## Document section
Thursday, 14 August 2014

The Yellow Peril


Yellow Peril
The December 2012 brochure contained a single paragraph titled Sydney's Rail Future asserting "in the longer term, the second Harbour rail crossing and new CBD line will see the network carry up to 100,000 more people an hour..." A year later the government clarified this with the diagram showing a yellow stain slooshing from the North Shore rump over the whole of the CBD, with the exception of Barangaroo, and God knows how far south. This was the only information available about this project until Baird announced the if he was elected for the first time he would consider he had a mandate to privatise the urban power distribution network and cited the project as his main justification for turning a public utility into a private monopoly. It was stated that the apparently-separate tunnels would to the west of the Harbour Bridge and Baird speculated that there could be a station at Barangaroo. Diagrams issued by the government confirmed that the single-deck trains would exit the CBD along the four track Erskineville rail link but it was unclear whether they would take over two of the tracks or be built as a tunnel. I discussed this in a previous post in February "Gladys's bottom of the Harbour Scheme".

The only information we have on the project is a crudely drawn map with dots supposedly representing possible stops as in the announcement of the tram project. We will once again be forced to use deductions to comment on a project that, God forbid, we will be paying for in higher electricity prices for the next 99 years.
As far as can be made out from the crude maps released be Premier Baird the rail tunnel will be between McMahons Point and Millers Point. This is the deepest part of the Harbour.
The depth from the bedrock to the surface of the ocean is more than 40 metres as can be seen from the diagram left. Now that Baird's North Shore Federal colleagues have made Australia the only advanced country that does not have any policies to deal with global warming this depth can be expected to increase. Despite this Baird has released infantile diagrams that show the depth of the base of the proposed tunnels through the bedrock under the Harbour to be only 40 metres.

Spurious cross-section
The Public Servants appointed to Transport for NSW have a history of making convenient assertions that can be shown to be physically impossible but in the absence of any development work on the project Baird can make any assertions he likes. Baird is out of his depth, but what can one do?

The CBD Metro 1: the original and best

CBD Metro 1
The CBD Metro has been around for many years since it was first sold to the Iemma government in 2008. The metro tunnel was to have passed under the narrow and shallow entrance to Darling Harbour and looped to the north to include stations just north of Wynyard Station and under Castlereagh Street, north of Martin Place. Baird has hastily redirected the metro alignment to, you guessed it, the North Shore after the previous metro was abandoned by the Keneally Government in February 2010, without any explanation.
Maccas Park Street building

The Keneally government had begun a process of compulsory acquisitions of properties costing half a billion dollars to provide exits from the stations - one of which was to have been the heritage building in Park Street which is now a McDonalds restaurant. The Criterion Theatre on the south side was demolished to widen Park Street.

## To-do list
A. According to the post about the second Harbour rail crossing, in what year was the CBD Metro first sold to the Iemma government?
B. Decide whether each statement agrees with the post about the second Harbour rail crossing. Give yes or no for each, and quote the deciding words from the post.
(i) The Keneally Government abandoned the earlier metro in February 2010.
(ii) The Criterion Theatre stood on the north side of Park Street.
(iii) The depth from the bedrock to the surface of the ocean is less than 40 metres.
C. Carry on writing the post about the second Harbour rail crossing, starting after its final sentence.
The entries that follow come from a different source than the post about the second Harbour rail crossing.

## Listing
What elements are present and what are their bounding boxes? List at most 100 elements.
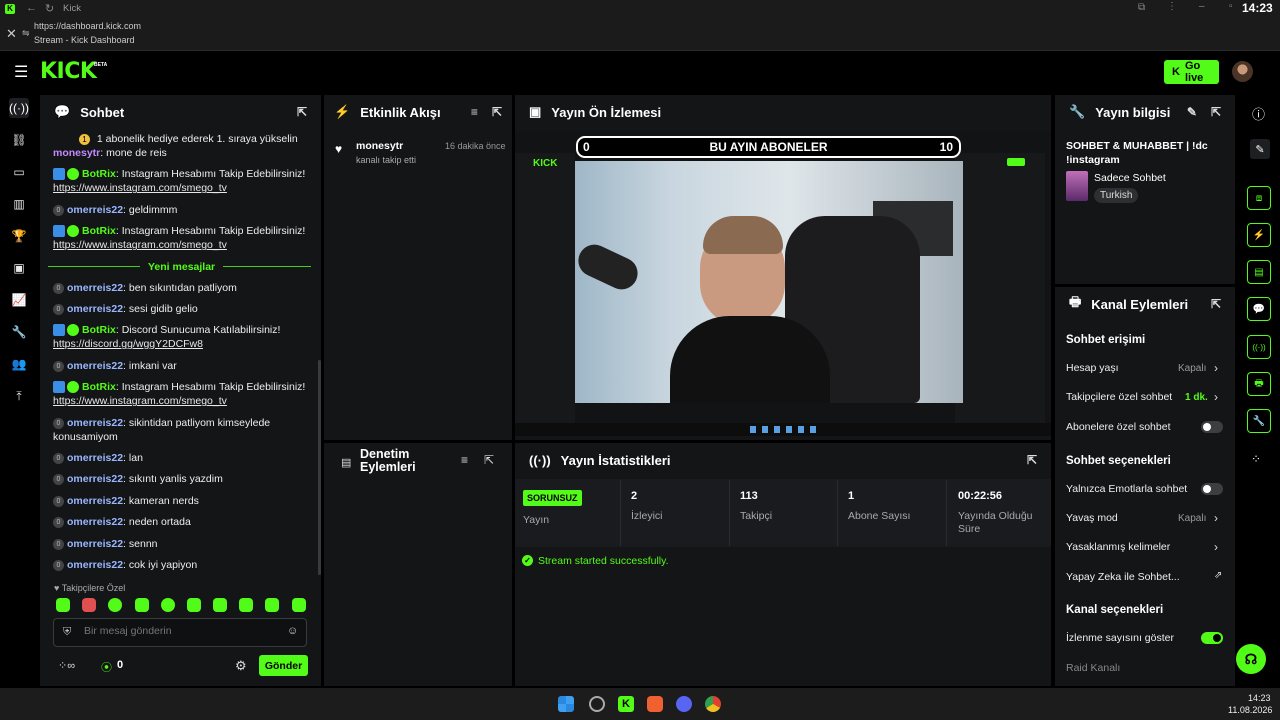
username[interactable]: BotRix	[82, 168, 116, 180]
chat-input[interactable]: ⛨ ☺	[53, 618, 307, 647]
trophy-icon[interactable]: 🏆	[9, 226, 29, 246]
wrench-icon[interactable]: 🔧	[9, 322, 29, 342]
chat-message-input[interactable]	[84, 625, 274, 637]
filter-icon[interactable]: ≡	[471, 105, 478, 119]
popout-icon[interactable]: ⇱	[492, 105, 502, 119]
window-icon[interactable]: ▭	[9, 162, 29, 182]
bar-chart-icon[interactable]: ▥	[9, 194, 29, 214]
emote[interactable]	[108, 598, 122, 612]
username[interactable]: omerreis22	[67, 204, 123, 216]
emote[interactable]	[56, 598, 70, 612]
close-icon[interactable]: ✕	[6, 26, 17, 42]
emote[interactable]	[213, 598, 227, 612]
document-icon[interactable]: ▤	[1247, 260, 1271, 284]
banned-words-label[interactable]: Yasaklanmış kelimeler	[1066, 541, 1170, 553]
kick-logo[interactable]: KICK	[40, 59, 97, 84]
emote[interactable]	[239, 598, 253, 612]
wrench-icon[interactable]: 🔧	[1247, 409, 1271, 433]
edit-icon[interactable]: ✎	[1187, 105, 1197, 119]
username[interactable]: omerreis22	[67, 360, 123, 372]
users-icon[interactable]: 👥	[9, 354, 29, 374]
chrome-icon[interactable]	[705, 696, 721, 712]
username[interactable]: omerreis22	[67, 559, 123, 571]
external-link-icon[interactable]: ⇗	[1214, 570, 1222, 581]
discord-icon[interactable]	[676, 696, 692, 712]
chevron-right-icon[interactable]: ›	[1214, 361, 1218, 375]
send-button[interactable]: Gönder	[259, 655, 308, 676]
username[interactable]: omerreis22	[67, 282, 123, 294]
browser-tab-title[interactable]: Kick	[63, 3, 81, 14]
emote-only-toggle[interactable]	[1201, 483, 1223, 495]
username[interactable]: BotRix	[82, 225, 116, 237]
username[interactable]: omerreis22	[67, 303, 123, 315]
filter-icon[interactable]: ≡	[461, 453, 468, 467]
menu-dots-icon[interactable]: ⋮	[1167, 1, 1177, 12]
minimize-icon[interactable]: –	[1199, 1, 1205, 12]
link-icon[interactable]: ⛓	[9, 130, 29, 150]
go-live-button[interactable]: K Go live	[1164, 60, 1219, 84]
brave-icon[interactable]	[647, 696, 663, 712]
gear-icon[interactable]: ⚙	[235, 658, 247, 674]
username[interactable]: omerreis22	[67, 538, 123, 550]
popout-icon[interactable]: ⇱	[484, 453, 494, 467]
username[interactable]: omerreis22	[67, 473, 123, 485]
popout-icon[interactable]: ⇱	[1211, 105, 1221, 119]
username[interactable]: omerreis22	[67, 417, 123, 429]
emote[interactable]	[187, 598, 201, 612]
restore-icon[interactable]: ▫	[1229, 1, 1233, 12]
extensions-icon[interactable]: ⧉	[1138, 2, 1145, 13]
username[interactable]: monesytr	[53, 147, 100, 158]
chat-bubble-icon[interactable]: 💬	[1247, 297, 1271, 321]
message-link[interactable]: https://discord.gg/wggY2DCFw8	[53, 338, 203, 350]
broadcast-icon[interactable]: ((·))	[9, 98, 29, 118]
message-link[interactable]: https://www.instagram.com/smego_tv	[53, 239, 227, 251]
back-icon[interactable]: ←	[26, 2, 37, 14]
chevron-right-icon[interactable]: ›	[1214, 540, 1218, 554]
emoji-icon[interactable]: ☺	[287, 625, 298, 637]
media-icon[interactable]: ▣	[9, 258, 29, 278]
url-text[interactable]: https://dashboard.kick.com	[34, 21, 141, 31]
share-icon[interactable]: ⁘	[1251, 452, 1261, 466]
message-link[interactable]: https://www.instagram.com/smego_tv	[53, 182, 227, 194]
username[interactable]: BotRix	[82, 324, 116, 336]
emote[interactable]	[82, 598, 96, 612]
username[interactable]: omerreis22	[67, 516, 123, 528]
capture-icon[interactable]: ⧈	[1247, 186, 1271, 210]
subs-only-toggle[interactable]	[1201, 421, 1223, 433]
site-settings-icon[interactable]: ⇋	[22, 28, 30, 39]
popout-icon[interactable]: ⇱	[297, 105, 307, 119]
hamburger-menu-icon[interactable]: ☰	[14, 62, 28, 82]
message-link[interactable]: https://www.instagram.com/smego_tv	[53, 395, 227, 407]
show-viewers-toggle[interactable]	[1201, 632, 1223, 644]
broadcast-icon[interactable]: ((·))	[1247, 335, 1271, 359]
windows-start-icon[interactable]	[558, 696, 574, 712]
avatar[interactable]	[1232, 61, 1253, 82]
emote[interactable]	[265, 598, 279, 612]
account-age-label[interactable]: Hesap yaşı	[1066, 362, 1119, 374]
emote[interactable]	[161, 598, 175, 612]
chevron-right-icon[interactable]: ›	[1214, 511, 1218, 525]
raid-channel-label[interactable]: Raid Kanalı	[1066, 662, 1120, 674]
edit-layout-icon[interactable]: ✎	[1250, 139, 1270, 159]
upload-icon[interactable]: ⤒	[9, 386, 29, 406]
username[interactable]: BotRix	[82, 381, 116, 393]
kick-app-icon[interactable]: K	[618, 696, 634, 712]
obs-icon[interactable]	[589, 696, 605, 712]
emote[interactable]	[292, 598, 306, 612]
category-thumbnail[interactable]	[1066, 171, 1088, 201]
chevron-right-icon[interactable]: ›	[1214, 390, 1218, 404]
followers-only-label[interactable]: Takipçilere özel sohbet	[1066, 391, 1172, 403]
category-name[interactable]: Sadece Sohbet	[1094, 172, 1166, 184]
points-infinity-icon[interactable]: ⁘∞	[58, 659, 75, 672]
username[interactable]: omerreis22	[67, 452, 123, 464]
username[interactable]: omerreis22	[67, 495, 123, 507]
printer-icon[interactable]: 🖶	[1247, 372, 1271, 396]
stream-preview-video[interactable]: KICK 0 BU AYIN ABONELER 10	[515, 131, 1051, 436]
help-support-icon[interactable]: ☊	[1236, 644, 1266, 674]
popout-icon[interactable]: ⇱	[1211, 297, 1221, 311]
popout-icon[interactable]: ⇱	[1027, 453, 1037, 467]
analytics-icon[interactable]: 📈	[9, 290, 29, 310]
chat-scrollbar[interactable]	[318, 360, 321, 575]
info-icon[interactable]: ⓘ	[1252, 104, 1265, 123]
emote[interactable]	[135, 598, 149, 612]
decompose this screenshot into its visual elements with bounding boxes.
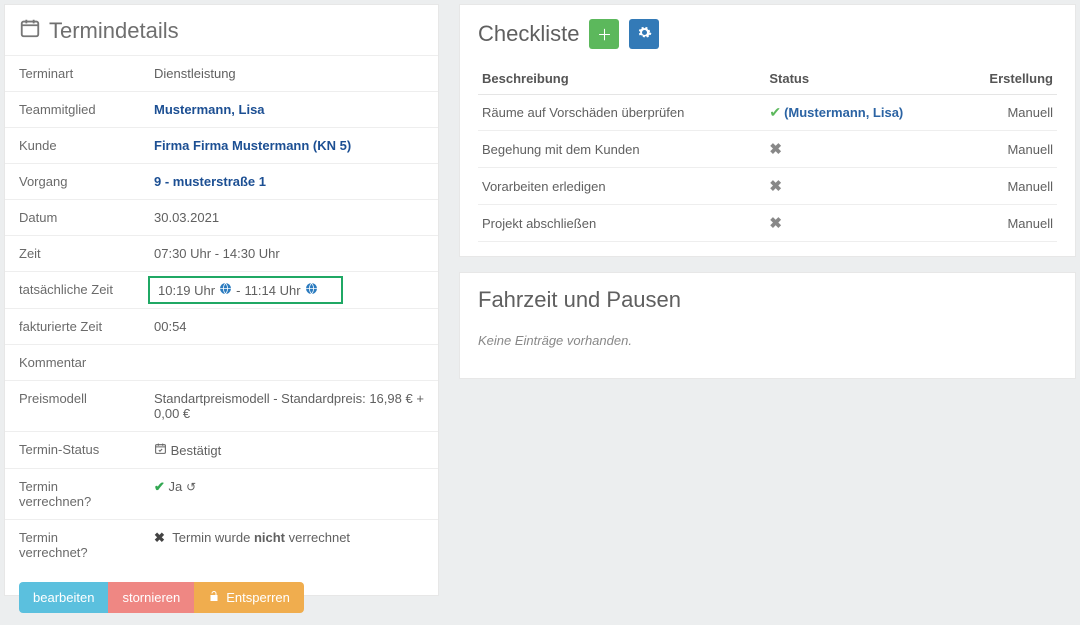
add-checklist-button[interactable]: ＋ bbox=[589, 19, 619, 49]
cl-by-link[interactable]: (Mustermann, Lisa) bbox=[784, 105, 903, 120]
label-vorgang: Vorgang bbox=[5, 164, 140, 200]
cl-desc: Vorarbeiten erledigen bbox=[478, 168, 765, 205]
status-text: Bestätigt bbox=[171, 443, 222, 458]
cl-creation: Manuell bbox=[959, 168, 1057, 205]
unlock-icon bbox=[208, 590, 220, 605]
label-datum: Datum bbox=[5, 200, 140, 236]
cl-desc: Begehung mit dem Kunden bbox=[478, 131, 765, 168]
unlock-button[interactable]: Entsperren bbox=[194, 582, 304, 613]
link-kunde[interactable]: Firma Firma Mustermann (KN 5) bbox=[154, 138, 351, 153]
x-icon: ✖ bbox=[154, 530, 165, 545]
cl-creation: Manuell bbox=[959, 95, 1057, 131]
value-zeit: 07:30 Uhr - 14:30 Uhr bbox=[140, 236, 438, 272]
travel-empty: Keine Einträge vorhanden. bbox=[478, 333, 1057, 348]
appointment-details-panel: Termindetails Terminart Dienstleistung T… bbox=[4, 4, 439, 596]
col-desc: Beschreibung bbox=[478, 63, 765, 95]
x-icon: ✖ bbox=[769, 141, 782, 158]
travel-panel: Fahrzeit und Pausen Keine Einträge vorha… bbox=[459, 272, 1076, 379]
value-verrechnen: ✔ Ja ↻ bbox=[140, 469, 438, 520]
cl-status: ✖ bbox=[765, 205, 959, 242]
label-team: Teammitglied bbox=[5, 92, 140, 128]
gear-icon bbox=[637, 25, 652, 44]
sync-icon[interactable]: ↻ bbox=[186, 480, 196, 494]
panel-title: Termindetails bbox=[5, 5, 438, 55]
label-fzeit: fakturierte Zeit bbox=[5, 309, 140, 345]
col-status: Status bbox=[765, 63, 959, 95]
value-fzeit: 00:54 bbox=[140, 309, 438, 345]
label-zeit: Zeit bbox=[5, 236, 140, 272]
check-icon: ✔ bbox=[154, 479, 165, 494]
edit-button[interactable]: bearbeiten bbox=[19, 582, 108, 613]
verrechnet-prefix: Termin wurde bbox=[172, 530, 254, 545]
value-terminart: Dienstleistung bbox=[140, 56, 438, 92]
travel-title: Fahrzeit und Pausen bbox=[478, 287, 1057, 313]
calendar-check-icon bbox=[154, 443, 171, 458]
cl-status: ✖ bbox=[765, 131, 959, 168]
x-icon: ✖ bbox=[769, 215, 782, 232]
label-tzeit: tatsächliche Zeit bbox=[5, 272, 140, 309]
globe-icon[interactable] bbox=[219, 282, 232, 298]
verrechnet-bold: nicht bbox=[254, 530, 285, 545]
checklist-table: Beschreibung Status Erstellung Räume auf… bbox=[478, 63, 1057, 242]
check-icon: ✔ bbox=[769, 104, 781, 120]
verrechnet-suffix: verrechnet bbox=[285, 530, 350, 545]
verrechnen-text: Ja bbox=[169, 479, 183, 494]
cl-status: ✔(Mustermann, Lisa) bbox=[765, 95, 959, 131]
label-status: Termin-Status bbox=[5, 432, 140, 469]
globe-icon[interactable] bbox=[305, 282, 318, 298]
action-buttons: bearbeiten stornieren Entsperren bbox=[5, 570, 438, 625]
x-icon: ✖ bbox=[769, 178, 782, 195]
label-kommentar: Kommentar bbox=[5, 345, 140, 381]
value-datum: 30.03.2021 bbox=[140, 200, 438, 236]
label-verrechnen: Termin verrechnen? bbox=[5, 469, 140, 520]
details-table: Terminart Dienstleistung Teammitglied Mu… bbox=[5, 55, 438, 570]
checklist-row[interactable]: Vorarbeiten erledigen ✖ Manuell bbox=[478, 168, 1057, 205]
cancel-button[interactable]: stornieren bbox=[108, 582, 194, 613]
plus-icon: ＋ bbox=[597, 24, 612, 45]
cl-status: ✖ bbox=[765, 168, 959, 205]
checklist-row[interactable]: Projekt abschließen ✖ Manuell bbox=[478, 205, 1057, 242]
checklist-title: Checkliste bbox=[478, 21, 579, 47]
label-preis: Preismodell bbox=[5, 381, 140, 432]
col-creation: Erstellung bbox=[959, 63, 1057, 95]
actual-time-end: 11:14 Uhr bbox=[244, 283, 300, 298]
checklist-panel: Checkliste ＋ Beschreibung Status Erstell… bbox=[459, 4, 1076, 257]
cl-desc: Projekt abschließen bbox=[478, 205, 765, 242]
value-kommentar bbox=[140, 345, 438, 381]
checklist-row[interactable]: Räume auf Vorschäden überprüfen ✔(Muster… bbox=[478, 95, 1057, 131]
actual-time-highlight: 10:19 Uhr - 11:14 Uhr bbox=[148, 276, 343, 304]
cl-creation: Manuell bbox=[959, 131, 1057, 168]
checklist-row[interactable]: Begehung mit dem Kunden ✖ Manuell bbox=[478, 131, 1057, 168]
label-verrechnet: Termin verrechnet? bbox=[5, 520, 140, 571]
panel-title-text: Termindetails bbox=[49, 18, 179, 44]
value-preis: Standartpreismodell - Standardpreis: 16,… bbox=[140, 381, 438, 432]
calendar-icon bbox=[19, 17, 41, 45]
cl-desc: Räume auf Vorschäden überprüfen bbox=[478, 95, 765, 131]
unlock-label: Entsperren bbox=[226, 590, 290, 605]
actual-time-start: 10:19 Uhr bbox=[158, 283, 215, 298]
cl-creation: Manuell bbox=[959, 205, 1057, 242]
label-kunde: Kunde bbox=[5, 128, 140, 164]
link-vorgang[interactable]: 9 - musterstraße 1 bbox=[154, 174, 266, 189]
actual-time-sep: - bbox=[236, 283, 240, 298]
label-terminart: Terminart bbox=[5, 56, 140, 92]
checklist-settings-button[interactable] bbox=[629, 19, 659, 49]
value-verrechnet: ✖ Termin wurde nicht verrechnet bbox=[140, 520, 438, 571]
value-status: Bestätigt bbox=[140, 432, 438, 469]
link-teammember[interactable]: Mustermann, Lisa bbox=[154, 102, 265, 117]
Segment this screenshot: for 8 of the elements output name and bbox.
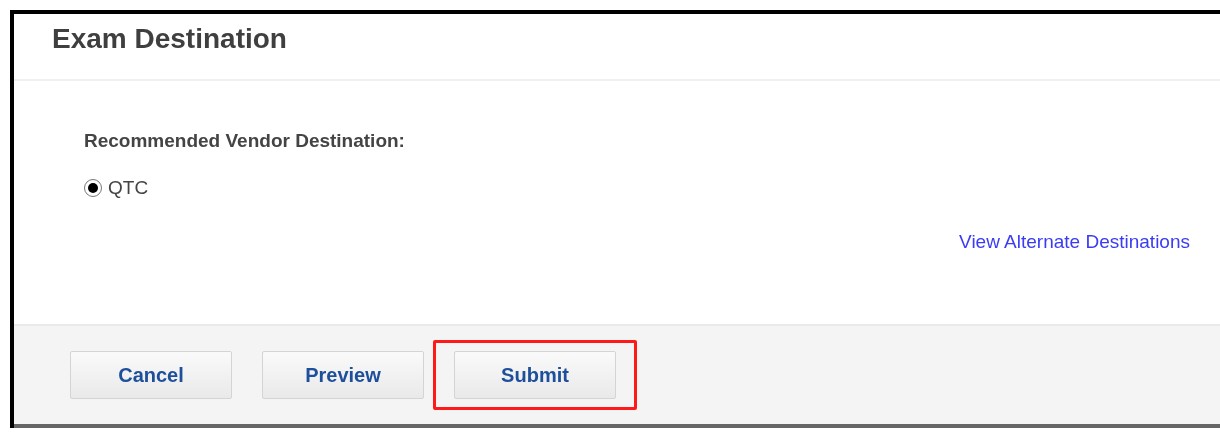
panel-title: Exam Destination [52,22,287,56]
alternate-destinations-link[interactable]: View Alternate Destinations [959,228,1190,257]
cancel-button[interactable]: Cancel [70,351,232,399]
submit-button[interactable]: Submit [454,351,616,399]
radio-button[interactable] [84,178,102,197]
radio-label: QTC [108,175,149,200]
preview-button[interactable]: Preview [262,351,424,399]
vendor-label: Recommended Vendor Destination: [84,129,405,153]
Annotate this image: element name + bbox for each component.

## Results of the tasks
A. 2008

B.
(i) Yes: "after the previous metro was abandoned by the Keneally Government in February 2010"
(ii) No: "The Criterion Theatre on the south side was demolished to widen Park Street."
(iii) No: "The depth from the bedrock to the surface of the ocean is more than 40 metres"

C.
Town Hall Metro station
The metro alignment presumably passed under the Eastern Suburbs rail line swerving from under Castlereagh Street at Martin Place to under Pitt Street at Town Hall and back again to under Castlereagh Street. The crude map released by Baird has dots at the same places at Martin Place and Town Hall, but a lot has changed since the metro was abandoned. The blue strip along the red rail alignment was an area where there were restrictions on property developments so the foundations of buildings would not be undermined by the tunnels. Once the metro was abandoned property developers lost no time in proceeding with developments over the former alignment.

The critical parts of the alignment were where the rail tunnels crossed between Castlereagh and Pitt Streets. The metro tunnels would have to pass over the top of the Cross City tunnels, separate tunnels under Park and Bathurst Street with an additional ventilation tunnel.

Cross City Tunnel

In 2008 the sites between Castlereagh and Pitt Streets north of Park Street were a Greater Union cinema and a two-storey arcade as well as buildings dating back to the nineteenth century such as the Maccas building. These have been replaced by the ANZ Tower with the developer's two-storey penthouse at the top. The underground car park is accessed from Pitt Street and is set back against Pitt Street because of height restrictions to minimise overshadowing of Hyde Park.

The Westfield site that amalgamated Centrepoint with the Imperial Arcade and the arcade adjacent to the Glass House arcade that was to have had a group of smaller buildings around the Sydney Tower now has a cylindrical Office tower with a sloping top to conform with requirements to limit overshadowing of Hyde Park at odd times of the day in winter. All the allowed parking allocation for the site was consolidated in the basement of this building.

The Sky Lobby of the office tower is at the uppermost level of the retail and restaurant podium and was open to the public during the last Sydney Open. One of the columns of the tower does not reach down to the bedrock with diagonal columns taking loads to adjacent columns.

The helpful Sydney Open volunteer pointed out that there were five retail levels and a number of parking levels down from the lobby - the depth of the excavation is the main claim of fame for the building! The Liberal government did not do anything in more than three years to protect a rail tunnel alignment passing from Castlereagh to Pitt Street.

Westfield Office Tower
Now Baird has based his political future on projecting himself as Infrastructure Boy. There are a string of unanswered questions that he must surely be asked to account for before the election. He must be asked how he will connect the dots. This will be the focus of subsequent posts.

1 comment:

  1. Conceptually to Sydney Metro was a great idea, a genuine mass transit line from Rouse Hill to Malabar via Rozelle, CBD etc, unlike the ill conceived SE Light Rail.